▶ Task requirements: Search the records below for the word "JSON" and show every line where it occurs.

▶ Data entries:

|---|

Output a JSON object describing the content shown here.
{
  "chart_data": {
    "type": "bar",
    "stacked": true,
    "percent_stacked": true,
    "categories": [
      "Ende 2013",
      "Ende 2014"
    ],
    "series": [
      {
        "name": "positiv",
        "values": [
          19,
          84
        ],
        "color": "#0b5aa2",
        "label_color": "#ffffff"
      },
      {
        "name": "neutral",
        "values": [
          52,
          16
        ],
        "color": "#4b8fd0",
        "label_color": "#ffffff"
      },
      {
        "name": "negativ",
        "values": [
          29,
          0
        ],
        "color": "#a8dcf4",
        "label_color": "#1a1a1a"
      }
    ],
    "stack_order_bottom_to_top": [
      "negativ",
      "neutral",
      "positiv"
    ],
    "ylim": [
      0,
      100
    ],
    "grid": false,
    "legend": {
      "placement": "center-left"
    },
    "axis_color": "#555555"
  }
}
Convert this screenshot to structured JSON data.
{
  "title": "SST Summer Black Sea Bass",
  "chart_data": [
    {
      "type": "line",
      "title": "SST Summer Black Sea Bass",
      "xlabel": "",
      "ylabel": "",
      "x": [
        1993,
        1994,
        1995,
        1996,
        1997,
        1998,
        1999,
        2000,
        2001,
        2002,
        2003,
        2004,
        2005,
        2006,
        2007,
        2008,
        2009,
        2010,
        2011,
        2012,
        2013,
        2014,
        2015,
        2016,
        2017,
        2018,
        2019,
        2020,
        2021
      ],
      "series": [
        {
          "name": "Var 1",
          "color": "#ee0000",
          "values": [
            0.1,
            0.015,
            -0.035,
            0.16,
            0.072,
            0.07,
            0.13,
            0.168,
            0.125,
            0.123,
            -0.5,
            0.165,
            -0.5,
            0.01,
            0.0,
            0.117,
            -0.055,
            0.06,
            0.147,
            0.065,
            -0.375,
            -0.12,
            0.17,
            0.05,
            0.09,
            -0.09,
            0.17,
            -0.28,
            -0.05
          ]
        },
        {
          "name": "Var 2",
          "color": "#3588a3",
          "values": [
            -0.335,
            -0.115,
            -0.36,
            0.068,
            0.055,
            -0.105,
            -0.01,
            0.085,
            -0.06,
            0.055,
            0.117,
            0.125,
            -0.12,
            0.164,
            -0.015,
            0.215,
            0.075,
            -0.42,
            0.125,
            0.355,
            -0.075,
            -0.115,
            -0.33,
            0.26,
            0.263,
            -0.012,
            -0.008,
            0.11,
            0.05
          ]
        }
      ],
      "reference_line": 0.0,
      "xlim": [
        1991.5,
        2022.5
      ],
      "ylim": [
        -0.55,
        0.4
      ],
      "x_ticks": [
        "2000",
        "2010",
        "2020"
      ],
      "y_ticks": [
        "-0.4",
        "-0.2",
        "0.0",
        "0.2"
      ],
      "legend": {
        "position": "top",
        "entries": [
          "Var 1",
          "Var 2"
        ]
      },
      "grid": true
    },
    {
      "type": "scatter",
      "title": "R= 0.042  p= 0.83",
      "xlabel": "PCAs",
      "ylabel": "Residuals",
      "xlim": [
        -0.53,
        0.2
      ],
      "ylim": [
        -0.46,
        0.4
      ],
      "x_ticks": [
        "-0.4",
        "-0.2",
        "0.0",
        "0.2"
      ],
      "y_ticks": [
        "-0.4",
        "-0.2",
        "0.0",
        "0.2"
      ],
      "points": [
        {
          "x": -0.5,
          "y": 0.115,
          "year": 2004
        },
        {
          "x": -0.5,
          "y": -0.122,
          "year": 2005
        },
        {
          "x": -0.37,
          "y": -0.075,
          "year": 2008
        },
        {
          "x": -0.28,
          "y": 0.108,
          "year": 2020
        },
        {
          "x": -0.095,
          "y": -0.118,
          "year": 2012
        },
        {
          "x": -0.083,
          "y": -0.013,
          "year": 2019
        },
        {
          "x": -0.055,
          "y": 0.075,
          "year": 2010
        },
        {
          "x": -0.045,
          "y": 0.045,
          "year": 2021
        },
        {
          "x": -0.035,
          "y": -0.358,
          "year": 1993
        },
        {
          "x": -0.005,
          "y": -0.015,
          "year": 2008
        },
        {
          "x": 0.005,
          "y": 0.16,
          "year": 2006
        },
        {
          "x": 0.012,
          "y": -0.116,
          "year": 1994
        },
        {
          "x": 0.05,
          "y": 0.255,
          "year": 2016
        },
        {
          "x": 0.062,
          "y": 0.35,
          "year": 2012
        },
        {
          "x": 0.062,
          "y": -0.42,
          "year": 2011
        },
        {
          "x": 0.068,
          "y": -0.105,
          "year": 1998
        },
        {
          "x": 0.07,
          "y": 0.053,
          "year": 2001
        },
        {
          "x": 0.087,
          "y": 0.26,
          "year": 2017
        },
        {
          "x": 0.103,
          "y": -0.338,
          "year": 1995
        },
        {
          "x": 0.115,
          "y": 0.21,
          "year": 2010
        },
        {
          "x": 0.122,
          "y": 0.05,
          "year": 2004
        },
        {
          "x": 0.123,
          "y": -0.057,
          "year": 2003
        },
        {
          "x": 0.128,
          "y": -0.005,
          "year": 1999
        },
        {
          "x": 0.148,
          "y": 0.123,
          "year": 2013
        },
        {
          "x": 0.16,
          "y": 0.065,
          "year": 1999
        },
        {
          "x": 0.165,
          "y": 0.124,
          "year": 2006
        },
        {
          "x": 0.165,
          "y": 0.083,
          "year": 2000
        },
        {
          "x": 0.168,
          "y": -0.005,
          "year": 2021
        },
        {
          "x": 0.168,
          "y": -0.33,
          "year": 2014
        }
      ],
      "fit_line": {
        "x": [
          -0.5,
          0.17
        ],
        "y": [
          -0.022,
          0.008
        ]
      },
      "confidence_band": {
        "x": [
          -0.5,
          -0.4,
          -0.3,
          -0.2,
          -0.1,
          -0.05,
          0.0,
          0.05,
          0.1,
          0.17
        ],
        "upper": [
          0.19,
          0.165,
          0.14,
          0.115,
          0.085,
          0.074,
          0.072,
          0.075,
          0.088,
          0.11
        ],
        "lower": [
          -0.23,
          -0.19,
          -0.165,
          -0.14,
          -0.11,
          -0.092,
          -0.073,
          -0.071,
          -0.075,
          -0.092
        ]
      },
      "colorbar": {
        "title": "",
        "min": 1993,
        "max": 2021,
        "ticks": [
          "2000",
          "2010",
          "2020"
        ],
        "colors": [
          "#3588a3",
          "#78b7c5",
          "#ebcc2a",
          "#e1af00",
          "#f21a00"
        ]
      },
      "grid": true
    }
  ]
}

|---|

▶ The answer:
Output a JSON object describing the content shown here.
Convert this screenshot to structured JSON data.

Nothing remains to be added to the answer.